Problem statement » Extract the lines that carry the string "mode" from the listing.

Extracted data »
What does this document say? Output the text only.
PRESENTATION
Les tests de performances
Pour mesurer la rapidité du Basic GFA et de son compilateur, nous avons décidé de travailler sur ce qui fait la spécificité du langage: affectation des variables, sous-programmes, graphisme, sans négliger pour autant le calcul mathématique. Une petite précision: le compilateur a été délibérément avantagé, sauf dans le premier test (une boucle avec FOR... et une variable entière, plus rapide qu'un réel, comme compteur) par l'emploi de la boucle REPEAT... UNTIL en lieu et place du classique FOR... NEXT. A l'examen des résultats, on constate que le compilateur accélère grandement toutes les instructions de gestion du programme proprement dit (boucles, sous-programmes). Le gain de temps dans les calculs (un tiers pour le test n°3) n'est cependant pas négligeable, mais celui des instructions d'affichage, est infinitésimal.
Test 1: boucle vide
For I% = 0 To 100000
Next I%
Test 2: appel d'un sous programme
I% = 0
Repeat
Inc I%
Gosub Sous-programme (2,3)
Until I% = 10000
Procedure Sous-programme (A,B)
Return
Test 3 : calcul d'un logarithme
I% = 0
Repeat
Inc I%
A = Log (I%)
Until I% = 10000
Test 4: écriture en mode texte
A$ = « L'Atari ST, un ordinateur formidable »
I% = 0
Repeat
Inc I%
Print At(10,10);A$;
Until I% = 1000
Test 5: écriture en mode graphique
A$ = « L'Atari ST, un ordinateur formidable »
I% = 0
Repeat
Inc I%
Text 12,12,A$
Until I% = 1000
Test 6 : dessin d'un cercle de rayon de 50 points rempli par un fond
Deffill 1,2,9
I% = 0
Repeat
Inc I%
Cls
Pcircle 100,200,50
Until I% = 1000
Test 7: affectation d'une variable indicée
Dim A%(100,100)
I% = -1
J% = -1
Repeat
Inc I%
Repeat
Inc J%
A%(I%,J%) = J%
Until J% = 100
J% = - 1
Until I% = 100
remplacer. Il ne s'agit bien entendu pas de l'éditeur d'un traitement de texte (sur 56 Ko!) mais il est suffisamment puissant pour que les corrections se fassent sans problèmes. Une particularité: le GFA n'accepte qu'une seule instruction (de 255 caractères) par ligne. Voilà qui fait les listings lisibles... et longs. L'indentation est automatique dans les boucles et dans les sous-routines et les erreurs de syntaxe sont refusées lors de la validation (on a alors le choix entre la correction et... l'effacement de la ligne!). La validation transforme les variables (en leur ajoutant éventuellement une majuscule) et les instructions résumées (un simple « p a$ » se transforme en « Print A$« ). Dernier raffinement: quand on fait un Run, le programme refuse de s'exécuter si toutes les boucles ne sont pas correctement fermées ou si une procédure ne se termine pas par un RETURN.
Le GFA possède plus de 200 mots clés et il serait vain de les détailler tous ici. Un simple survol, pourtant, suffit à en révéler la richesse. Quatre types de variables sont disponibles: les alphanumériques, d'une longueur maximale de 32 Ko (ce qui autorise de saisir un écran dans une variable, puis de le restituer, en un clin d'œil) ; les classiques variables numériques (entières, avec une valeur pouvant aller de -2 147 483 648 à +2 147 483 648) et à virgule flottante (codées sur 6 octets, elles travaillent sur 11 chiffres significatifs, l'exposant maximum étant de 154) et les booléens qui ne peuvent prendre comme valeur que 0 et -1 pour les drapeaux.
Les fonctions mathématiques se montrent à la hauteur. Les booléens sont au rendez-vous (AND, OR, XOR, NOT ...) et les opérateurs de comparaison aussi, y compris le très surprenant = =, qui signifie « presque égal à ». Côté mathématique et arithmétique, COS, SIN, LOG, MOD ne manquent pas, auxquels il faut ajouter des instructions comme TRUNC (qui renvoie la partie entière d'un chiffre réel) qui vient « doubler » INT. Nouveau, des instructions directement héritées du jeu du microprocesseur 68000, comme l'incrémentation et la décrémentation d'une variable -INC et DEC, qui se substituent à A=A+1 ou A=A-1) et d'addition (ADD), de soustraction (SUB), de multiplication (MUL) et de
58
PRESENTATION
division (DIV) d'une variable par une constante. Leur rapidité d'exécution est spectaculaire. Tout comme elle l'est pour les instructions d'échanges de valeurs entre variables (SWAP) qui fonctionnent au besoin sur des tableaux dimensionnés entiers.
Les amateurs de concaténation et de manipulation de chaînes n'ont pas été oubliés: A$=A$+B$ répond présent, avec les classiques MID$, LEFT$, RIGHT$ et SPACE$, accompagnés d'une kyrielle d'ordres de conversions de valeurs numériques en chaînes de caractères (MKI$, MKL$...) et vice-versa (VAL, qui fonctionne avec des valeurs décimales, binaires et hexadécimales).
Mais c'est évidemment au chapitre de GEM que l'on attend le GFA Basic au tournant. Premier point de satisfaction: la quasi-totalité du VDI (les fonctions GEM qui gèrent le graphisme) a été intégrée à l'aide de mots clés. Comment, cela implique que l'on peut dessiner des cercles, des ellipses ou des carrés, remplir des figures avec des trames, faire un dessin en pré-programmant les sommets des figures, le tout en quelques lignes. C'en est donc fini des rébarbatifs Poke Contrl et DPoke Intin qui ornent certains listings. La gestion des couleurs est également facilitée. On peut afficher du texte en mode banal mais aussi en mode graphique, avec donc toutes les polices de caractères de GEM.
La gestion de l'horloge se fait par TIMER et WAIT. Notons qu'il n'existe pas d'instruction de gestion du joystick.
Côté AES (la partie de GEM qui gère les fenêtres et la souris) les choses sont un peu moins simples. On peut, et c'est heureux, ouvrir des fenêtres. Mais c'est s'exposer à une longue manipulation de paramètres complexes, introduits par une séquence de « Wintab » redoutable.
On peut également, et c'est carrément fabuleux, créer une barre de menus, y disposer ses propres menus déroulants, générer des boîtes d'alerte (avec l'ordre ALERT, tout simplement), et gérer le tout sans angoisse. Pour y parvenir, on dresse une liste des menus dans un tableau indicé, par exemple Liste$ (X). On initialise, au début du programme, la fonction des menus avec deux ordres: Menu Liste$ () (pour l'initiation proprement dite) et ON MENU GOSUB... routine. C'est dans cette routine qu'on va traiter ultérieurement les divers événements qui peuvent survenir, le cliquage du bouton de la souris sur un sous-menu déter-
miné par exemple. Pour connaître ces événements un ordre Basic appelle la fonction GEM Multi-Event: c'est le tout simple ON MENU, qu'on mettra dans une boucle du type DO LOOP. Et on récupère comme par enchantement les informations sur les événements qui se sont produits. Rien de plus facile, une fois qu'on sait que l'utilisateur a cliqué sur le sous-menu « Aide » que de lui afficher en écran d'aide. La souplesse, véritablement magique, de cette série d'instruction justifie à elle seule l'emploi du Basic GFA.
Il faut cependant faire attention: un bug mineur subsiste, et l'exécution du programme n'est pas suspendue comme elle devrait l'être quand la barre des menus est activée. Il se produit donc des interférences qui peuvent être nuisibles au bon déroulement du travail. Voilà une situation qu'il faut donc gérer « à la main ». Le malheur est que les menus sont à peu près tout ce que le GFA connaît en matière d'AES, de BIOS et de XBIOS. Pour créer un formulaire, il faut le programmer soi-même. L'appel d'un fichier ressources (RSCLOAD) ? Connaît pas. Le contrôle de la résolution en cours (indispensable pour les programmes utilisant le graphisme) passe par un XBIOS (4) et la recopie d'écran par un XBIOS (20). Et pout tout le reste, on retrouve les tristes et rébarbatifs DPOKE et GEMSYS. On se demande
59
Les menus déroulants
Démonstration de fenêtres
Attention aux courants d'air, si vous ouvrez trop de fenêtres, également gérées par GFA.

Written reply »
Test 4: écriture en mode texte
Test 5: écriture en mode graphique
Mais c'est évidemment au chapitre de GEM que l'on attend le GFA Basic au tournant. Premier point de satisfaction: la quasi-totalité du VDI (les fonctions GEM qui gèrent le graphisme) a été intégrée à l'aide de mots clés. Comment, cela implique que l'on peut dessiner des cercles, des ellipses ou des carrés, remplir des figures avec des trames, faire un dessin en pré-programmant les sommets des figures, le tout en quelques lignes. C'en est donc fini des rébarbatifs Poke Contrl et DPoke Intin qui ornent certains listings. La gestion des couleurs est également facilitée. On peut afficher du texte en mode banal mais aussi en mode graphique, avec donc toutes les polices de caractères de GEM.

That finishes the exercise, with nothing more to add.